◆ Task description ◆
Copy the following items line for line, without changing any character.

-- start Information supplied --

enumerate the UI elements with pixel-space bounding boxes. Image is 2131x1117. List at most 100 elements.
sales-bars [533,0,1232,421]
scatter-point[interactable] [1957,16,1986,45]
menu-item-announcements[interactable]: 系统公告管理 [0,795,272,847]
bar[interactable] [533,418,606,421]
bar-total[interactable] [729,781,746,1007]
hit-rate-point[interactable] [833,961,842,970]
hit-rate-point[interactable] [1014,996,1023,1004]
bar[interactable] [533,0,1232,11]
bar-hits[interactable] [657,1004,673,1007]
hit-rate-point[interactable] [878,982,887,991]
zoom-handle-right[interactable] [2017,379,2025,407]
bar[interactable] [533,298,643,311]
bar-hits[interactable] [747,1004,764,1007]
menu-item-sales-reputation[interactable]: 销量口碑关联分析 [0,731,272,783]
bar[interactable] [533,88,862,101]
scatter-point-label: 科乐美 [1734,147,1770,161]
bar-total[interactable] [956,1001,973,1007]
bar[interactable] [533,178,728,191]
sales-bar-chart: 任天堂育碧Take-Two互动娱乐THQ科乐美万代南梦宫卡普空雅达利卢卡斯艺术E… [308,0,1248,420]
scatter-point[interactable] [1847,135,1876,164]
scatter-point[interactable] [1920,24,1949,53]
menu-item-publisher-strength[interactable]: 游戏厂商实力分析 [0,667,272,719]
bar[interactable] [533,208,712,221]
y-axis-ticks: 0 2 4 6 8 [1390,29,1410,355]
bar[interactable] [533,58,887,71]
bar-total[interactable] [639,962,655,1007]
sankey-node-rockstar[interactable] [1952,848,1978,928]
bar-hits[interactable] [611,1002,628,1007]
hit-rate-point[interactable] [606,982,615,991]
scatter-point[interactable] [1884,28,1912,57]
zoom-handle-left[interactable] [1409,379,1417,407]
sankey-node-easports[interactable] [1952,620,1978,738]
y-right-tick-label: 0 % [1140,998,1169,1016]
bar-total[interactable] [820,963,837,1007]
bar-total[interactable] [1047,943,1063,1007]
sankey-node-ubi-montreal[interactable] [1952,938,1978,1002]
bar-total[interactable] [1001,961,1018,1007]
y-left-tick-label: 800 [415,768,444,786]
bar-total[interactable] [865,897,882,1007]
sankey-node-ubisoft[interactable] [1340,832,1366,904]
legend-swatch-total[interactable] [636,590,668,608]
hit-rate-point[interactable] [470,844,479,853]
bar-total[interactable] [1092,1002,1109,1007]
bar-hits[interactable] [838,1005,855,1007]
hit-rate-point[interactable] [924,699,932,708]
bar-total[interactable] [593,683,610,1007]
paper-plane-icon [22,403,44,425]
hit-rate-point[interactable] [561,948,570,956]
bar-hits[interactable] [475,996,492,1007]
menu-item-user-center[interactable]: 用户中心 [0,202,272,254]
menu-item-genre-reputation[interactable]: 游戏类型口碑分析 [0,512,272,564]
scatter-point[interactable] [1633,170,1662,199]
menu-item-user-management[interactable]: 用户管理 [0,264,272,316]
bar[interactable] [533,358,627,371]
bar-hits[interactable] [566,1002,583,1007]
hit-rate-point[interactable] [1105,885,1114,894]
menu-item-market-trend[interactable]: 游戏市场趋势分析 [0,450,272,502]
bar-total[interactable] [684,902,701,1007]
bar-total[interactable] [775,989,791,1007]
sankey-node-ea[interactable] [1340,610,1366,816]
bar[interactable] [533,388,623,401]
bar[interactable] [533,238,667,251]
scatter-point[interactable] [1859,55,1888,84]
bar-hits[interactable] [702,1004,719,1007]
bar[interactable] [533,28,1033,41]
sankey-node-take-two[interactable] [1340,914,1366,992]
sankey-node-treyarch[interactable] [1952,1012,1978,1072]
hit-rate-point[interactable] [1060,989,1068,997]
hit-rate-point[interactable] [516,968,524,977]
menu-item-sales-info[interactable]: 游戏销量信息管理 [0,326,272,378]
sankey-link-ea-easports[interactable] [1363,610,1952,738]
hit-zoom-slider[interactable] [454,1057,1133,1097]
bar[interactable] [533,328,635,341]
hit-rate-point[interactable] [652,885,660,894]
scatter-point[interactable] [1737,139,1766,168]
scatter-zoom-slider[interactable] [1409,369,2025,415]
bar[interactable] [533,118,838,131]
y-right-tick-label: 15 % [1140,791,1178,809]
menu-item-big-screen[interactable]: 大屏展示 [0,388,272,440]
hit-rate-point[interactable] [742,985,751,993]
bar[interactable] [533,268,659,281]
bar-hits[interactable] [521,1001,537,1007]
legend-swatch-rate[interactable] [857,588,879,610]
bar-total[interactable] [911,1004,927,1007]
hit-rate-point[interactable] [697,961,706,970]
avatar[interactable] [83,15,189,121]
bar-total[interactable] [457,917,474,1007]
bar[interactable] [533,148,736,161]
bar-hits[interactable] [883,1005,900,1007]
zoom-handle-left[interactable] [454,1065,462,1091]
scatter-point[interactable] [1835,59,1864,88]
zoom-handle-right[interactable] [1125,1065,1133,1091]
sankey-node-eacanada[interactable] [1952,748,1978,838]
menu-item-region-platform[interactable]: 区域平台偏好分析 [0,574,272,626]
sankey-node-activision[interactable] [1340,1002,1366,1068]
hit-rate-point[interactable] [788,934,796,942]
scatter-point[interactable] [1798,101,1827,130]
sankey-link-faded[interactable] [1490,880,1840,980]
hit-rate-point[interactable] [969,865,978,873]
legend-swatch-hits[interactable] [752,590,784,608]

-- end Information supplied --

◆ Written answer ◆
enumerate the UI elements with pixel-space bounding boxes. Image is 2131x1117. List at most 100 elements.
sales-bars [533,0,1232,421]
scatter-point[interactable] [1957,16,1986,45]
menu-item-announcements[interactable]: 系统公告管理 [0,795,272,847]
bar[interactable] [533,418,606,421]
bar-total[interactable] [729,781,746,1007]
hit-rate-point[interactable] [833,961,842,970]
hit-rate-point[interactable] [1014,996,1023,1004]
bar[interactable] [533,0,1232,11]
bar-hits[interactable] [657,1004,673,1007]
hit-rate-point[interactable] [878,982,887,991]
zoom-handle-right[interactable] [2017,379,2025,407]
bar[interactable] [533,298,643,311]
bar-hits[interactable] [747,1004,764,1007]
menu-item-sales-reputation[interactable]: 销量口碑关联分析 [0,731,272,783]
bar[interactable] [533,88,862,101]
scatter-point-label: 科乐美 [1734,147,1770,161]
bar-total[interactable] [956,1001,973,1007]
bar[interactable] [533,178,728,191]
sales-bar-chart: 任天堂育碧Take-Two互动娱乐THQ科乐美万代南梦宫卡普空雅达利卢卡斯艺术E… [308,0,1248,420]
scatter-point[interactable] [1847,135,1876,164]
scatter-point[interactable] [1920,24,1949,53]
menu-item-publisher-strength[interactable]: 游戏厂商实力分析 [0,667,272,719]
bar[interactable] [533,208,712,221]
y-axis-ticks: 0 2 4 6 8 [1390,29,1410,355]
bar[interactable] [533,58,887,71]
bar-total[interactable] [639,962,655,1007]
sankey-node-rockstar[interactable] [1952,848,1978,928]
bar-hits[interactable] [611,1002,628,1007]
hit-rate-point[interactable] [606,982,615,991]
scatter-point[interactable] [1884,28,1912,57]
zoom-handle-left[interactable] [1409,379,1417,407]
sankey-node-easports[interactable] [1952,620,1978,738]
y-right-tick-label: 0 % [1140,998,1169,1016]
bar-total[interactable] [820,963,837,1007]
bar-total[interactable] [1047,943,1063,1007]
sankey-node-ubi-montreal[interactable] [1952,938,1978,1002]
bar-total[interactable] [1001,961,1018,1007]
y-left-tick-label: 800 [415,768,444,786]
bar-total[interactable] [865,897,882,1007]
sankey-node-ubisoft[interactable] [1340,832,1366,904]
legend-swatch-total[interactable] [636,590,668,608]
hit-rate-point[interactable] [470,844,479,853]
bar-total[interactable] [1092,1002,1109,1007]
bar-hits[interactable] [838,1005,855,1007]
hit-rate-point[interactable] [924,699,932,708]
bar-total[interactable] [593,683,610,1007]
paper-plane-icon [22,403,44,425]
hit-rate-point[interactable] [561,948,570,956]
bar-hits[interactable] [475,996,492,1007]
menu-item-user-center[interactable]: 用户中心 [0,202,272,254]
menu-item-genre-reputation[interactable]: 游戏类型口碑分析 [0,512,272,564]
scatter-point[interactable] [1633,170,1662,199]
menu-item-user-management[interactable]: 用户管理 [0,264,272,316]
bar[interactable] [533,358,627,371]
bar-hits[interactable] [566,1002,583,1007]
hit-rate-point[interactable] [1105,885,1114,894]
menu-item-market-trend[interactable]: 游戏市场趋势分析 [0,450,272,502]
bar-total[interactable] [684,902,701,1007]
bar-total[interactable] [775,989,791,1007]
sankey-node-ea[interactable] [1340,610,1366,816]
bar[interactable] [533,388,623,401]
bar[interactable] [533,238,667,251]
scatter-point[interactable] [1859,55,1888,84]
bar-hits[interactable] [702,1004,719,1007]
bar[interactable] [533,28,1033,41]
sankey-node-take-two[interactable] [1340,914,1366,992]
sankey-node-treyarch[interactable] [1952,1012,1978,1072]
hit-rate-point[interactable] [1060,989,1068,997]
hit-rate-point[interactable] [516,968,524,977]
menu-item-sales-info[interactable]: 游戏销量信息管理 [0,326,272,378]
sankey-link-ea-easports[interactable] [1363,610,1952,738]
hit-zoom-slider[interactable] [454,1057,1133,1097]
bar[interactable] [533,328,635,341]
hit-rate-point[interactable] [652,885,660,894]
scatter-point[interactable] [1737,139,1766,168]
scatter-zoom-slider[interactable] [1409,369,2025,415]
bar[interactable] [533,118,838,131]
y-right-tick-label: 15 % [1140,791,1178,809]
menu-item-big-screen[interactable]: 大屏展示 [0,388,272,440]
hit-rate-point[interactable] [742,985,751,993]
bar[interactable] [533,268,659,281]
bar-hits[interactable] [521,1001,537,1007]
legend-swatch-rate[interactable] [857,588,879,610]
bar-total[interactable] [911,1004,927,1007]
hit-rate-point[interactable] [697,961,706,970]
avatar[interactable] [83,15,189,121]
bar-total[interactable] [457,917,474,1007]
bar[interactable] [533,148,736,161]
bar-hits[interactable] [883,1005,900,1007]
zoom-handle-left[interactable] [454,1065,462,1091]
scatter-point[interactable] [1835,59,1864,88]
zoom-handle-right[interactable] [1125,1065,1133,1091]
sankey-node-eacanada[interactable] [1952,748,1978,838]
menu-item-region-platform[interactable]: 区域平台偏好分析 [0,574,272,626]
sankey-node-activision[interactable] [1340,1002,1366,1068]
hit-rate-point[interactable] [788,934,796,942]
scatter-point[interactable] [1798,101,1827,130]
sankey-link-faded[interactable] [1490,880,1840,980]
hit-rate-point[interactable] [969,865,978,873]
legend-swatch-hits[interactable] [752,590,784,608]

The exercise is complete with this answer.